* _INSTRUCTIONS FOR THE TASK_: Transcribe each entry below exactly. Pictures do not go in the copy.

* _GIVEN DATA_:

------------------------------------

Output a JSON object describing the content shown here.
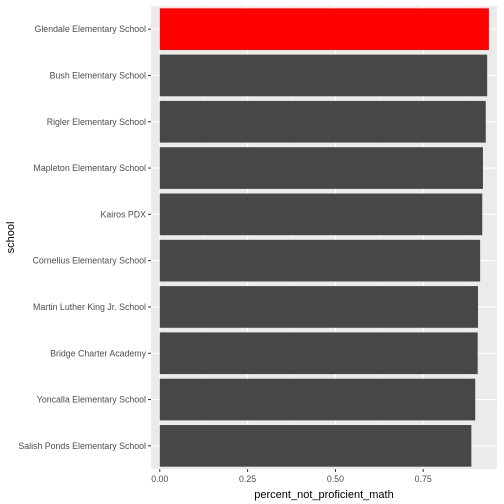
{
  "chart_data": {
    "type": "bar",
    "orientation": "horizontal",
    "xlabel": "percent_not_proficient_math",
    "ylabel": "school",
    "xlim": [
      -0.025,
      0.96
    ],
    "x_ticks": [
      0.0,
      0.25,
      0.5,
      0.75
    ],
    "x_tick_labels": [
      "0.00",
      "0.25",
      "0.50",
      "0.75"
    ],
    "grid": true,
    "categories": [
      "Glendale Elementary School",
      "Bush Elementary School",
      "Rigler Elementary School",
      "Mapleton Elementary School",
      "Kairos PDX",
      "Cornelius Elementary School",
      "Martin Luther King Jr. School",
      "Bridge Charter Academy",
      "Yoncalla Elementary School",
      "Salish Ponds Elementary School"
    ],
    "values": [
      0.937,
      0.932,
      0.928,
      0.92,
      0.918,
      0.912,
      0.906,
      0.905,
      0.898,
      0.887
    ],
    "highlight_index": 0,
    "colors": {
      "bar": "#474747",
      "highlight": "#ff0000",
      "panel": "#ebebeb",
      "grid_major": "#ffffff",
      "grid_minor": "#f5f5f5",
      "tick_text": "#4d4d4d",
      "tick_mark": "#333333"
    }
  }
}
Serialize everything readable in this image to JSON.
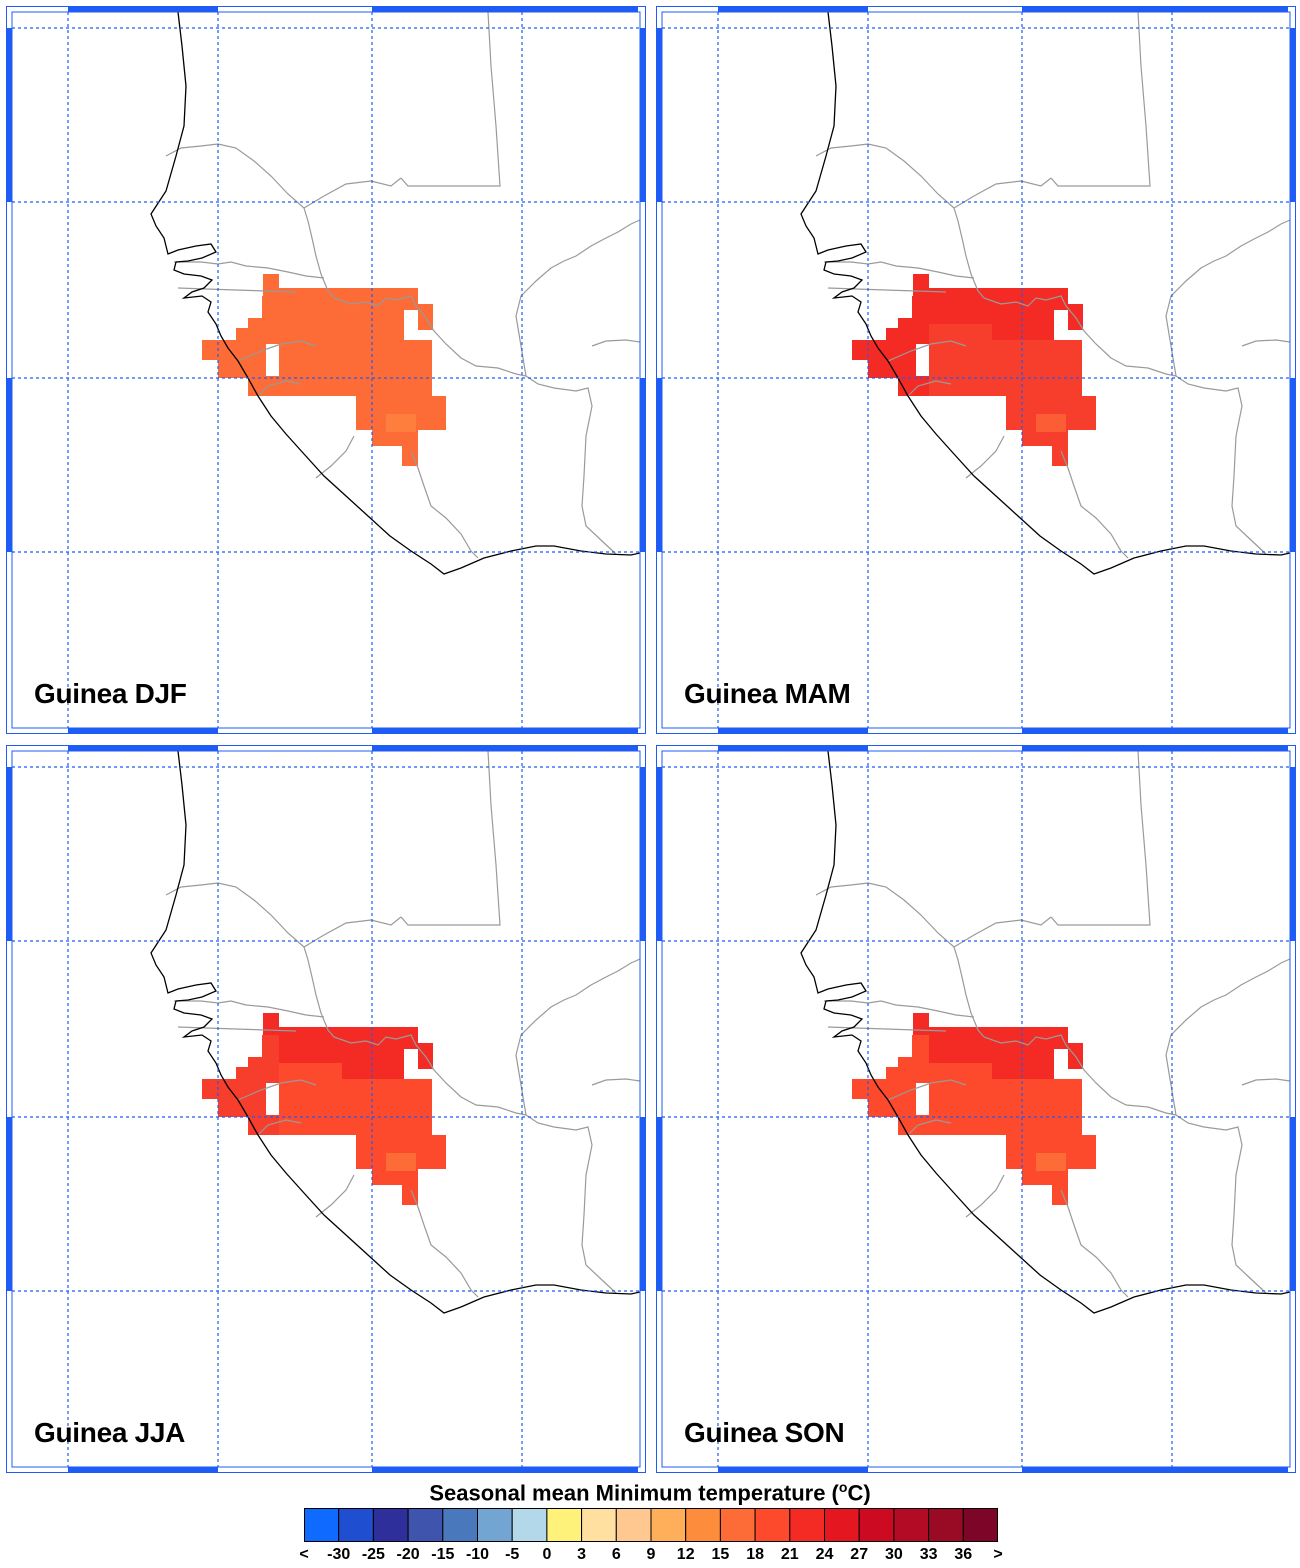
{
  "panels": [
    {
      "label": "Guinea DJF",
      "season": "DJF",
      "shades": [
        "#fd6b37",
        "#fd6b37",
        "#fd6b37",
        "#f74b31",
        "#fe7f3d"
      ]
    },
    {
      "label": "Guinea MAM",
      "season": "MAM",
      "shades": [
        "#f42a24",
        "#f42a24",
        "#f73d2b",
        "#f42a24",
        "#fd5d35"
      ]
    },
    {
      "label": "Guinea JJA",
      "season": "JJA",
      "shades": [
        "#f42a24",
        "#f73d2b",
        "#fd4a2c",
        "#f42a24",
        "#fd6b37"
      ]
    },
    {
      "label": "Guinea SON",
      "season": "SON",
      "shades": [
        "#f42a24",
        "#fd4a2c",
        "#fd4a2c",
        "#f42a24",
        "#fd6b37"
      ]
    }
  ],
  "legend": {
    "title_text": "Seasonal mean Minimum temperature (",
    "title_sup": "o",
    "title_unit": "C)",
    "tick_labels": [
      "<",
      "-30",
      "-25",
      "-20",
      "-15",
      "-10",
      "-5",
      "0",
      "3",
      "6",
      "9",
      "12",
      "15",
      "18",
      "21",
      "24",
      "27",
      "30",
      "33",
      "36",
      ">"
    ],
    "colors": [
      "#0f6bff",
      "#1f4fd0",
      "#2e2f9a",
      "#3f55ad",
      "#4a78bd",
      "#73a5d2",
      "#b3d8ea",
      "#fff27a",
      "#ffe0a0",
      "#ffc890",
      "#ffae5a",
      "#fd8d3c",
      "#fd6b37",
      "#fd4a2c",
      "#f42a24",
      "#e4161f",
      "#cc0a22",
      "#b30a26",
      "#990a25",
      "#7d0628"
    ]
  },
  "map_style": {
    "coast_color": "#000000",
    "border_color": "#9a9a9a",
    "grid_color": "#1f5cf5",
    "frame_color": "#1f5cf5"
  }
}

------------------------------------

* _COMPLETE OUTPUT_:
Output a JSON object describing the content shown here.
{
  "chart_data": {
    "type": "bar",
    "orientation": "horizontal",
    "xlabel": "percent_not_proficient_math",
    "ylabel": "school",
    "xlim": [
      -0.025,
      0.96
    ],
    "x_ticks": [
      0.0,
      0.25,
      0.5,
      0.75
    ],
    "x_tick_labels": [
      "0.00",
      "0.25",
      "0.50",
      "0.75"
    ],
    "grid": true,
    "categories": [
      "Glendale Elementary School",
      "Bush Elementary School",
      "Rigler Elementary School",
      "Mapleton Elementary School",
      "Kairos PDX",
      "Cornelius Elementary School",
      "Martin Luther King Jr. School",
      "Bridge Charter Academy",
      "Yoncalla Elementary School",
      "Salish Ponds Elementary School"
    ],
    "values": [
      0.937,
      0.932,
      0.928,
      0.92,
      0.918,
      0.912,
      0.906,
      0.905,
      0.898,
      0.887
    ],
    "highlight_index": 0,
    "colors": {
      "bar": "#474747",
      "highlight": "#ff0000",
      "panel": "#ebebeb",
      "grid_major": "#ffffff",
      "grid_minor": "#f5f5f5",
      "tick_text": "#4d4d4d",
      "tick_mark": "#333333"
    }
  }
}
Serialize everything readable in this image to JSON.
{
  "panels": [
    {
      "label": "Guinea DJF",
      "season": "DJF",
      "shades": [
        "#fd6b37",
        "#fd6b37",
        "#fd6b37",
        "#f74b31",
        "#fe7f3d"
      ]
    },
    {
      "label": "Guinea MAM",
      "season": "MAM",
      "shades": [
        "#f42a24",
        "#f42a24",
        "#f73d2b",
        "#f42a24",
        "#fd5d35"
      ]
    },
    {
      "label": "Guinea JJA",
      "season": "JJA",
      "shades": [
        "#f42a24",
        "#f73d2b",
        "#fd4a2c",
        "#f42a24",
        "#fd6b37"
      ]
    },
    {
      "label": "Guinea SON",
      "season": "SON",
      "shades": [
        "#f42a24",
        "#fd4a2c",
        "#fd4a2c",
        "#f42a24",
        "#fd6b37"
      ]
    }
  ],
  "legend": {
    "title_text": "Seasonal mean Minimum temperature (",
    "title_sup": "o",
    "title_unit": "C)",
    "tick_labels": [
      "<",
      "-30",
      "-25",
      "-20",
      "-15",
      "-10",
      "-5",
      "0",
      "3",
      "6",
      "9",
      "12",
      "15",
      "18",
      "21",
      "24",
      "27",
      "30",
      "33",
      "36",
      ">"
    ],
    "colors": [
      "#0f6bff",
      "#1f4fd0",
      "#2e2f9a",
      "#3f55ad",
      "#4a78bd",
      "#73a5d2",
      "#b3d8ea",
      "#fff27a",
      "#ffe0a0",
      "#ffc890",
      "#ffae5a",
      "#fd8d3c",
      "#fd6b37",
      "#fd4a2c",
      "#f42a24",
      "#e4161f",
      "#cc0a22",
      "#b30a26",
      "#990a25",
      "#7d0628"
    ]
  },
  "map_style": {
    "coast_color": "#000000",
    "border_color": "#9a9a9a",
    "grid_color": "#1f5cf5",
    "frame_color": "#1f5cf5"
  }
}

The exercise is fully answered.